## Begin

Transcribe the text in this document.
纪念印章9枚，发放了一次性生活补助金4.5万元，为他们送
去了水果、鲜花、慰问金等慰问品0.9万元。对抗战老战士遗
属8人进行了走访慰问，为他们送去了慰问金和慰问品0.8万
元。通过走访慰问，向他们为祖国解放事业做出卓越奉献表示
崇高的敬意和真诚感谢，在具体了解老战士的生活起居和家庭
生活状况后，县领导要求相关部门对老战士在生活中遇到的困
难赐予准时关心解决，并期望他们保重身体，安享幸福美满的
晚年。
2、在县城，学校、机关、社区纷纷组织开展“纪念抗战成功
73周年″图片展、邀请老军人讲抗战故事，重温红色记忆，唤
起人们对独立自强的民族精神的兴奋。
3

## End

- _Problem description_:
Return all of the data exactly as it reads.

- _Exercise result_:
Transcribe the text in this document.
纪念印章9枚，发放了一次性生活补助金4.5万元，为他们送
去了水果、鲜花、慰问金等慰问品0.9万元。对抗战老战士遗
属8人进行了走访慰问，为他们送去了慰问金和慰问品0.8万
元。通过走访慰问，向他们为祖国解放事业做出卓越奉献表示
崇高的敬意和真诚感谢，在具体了解老战士的生活起居和家庭
生活状况后，县领导要求相关部门对老战士在生活中遇到的困
难赐予准时关心解决，并期望他们保重身体，安享幸福美满的
晚年。
2、在县城，学校、机关、社区纷纷组织开展“纪念抗战成功
73周年″图片展、邀请老军人讲抗战故事，重温红色记忆，唤
起人们对独立自强的民族精神的兴奋。
3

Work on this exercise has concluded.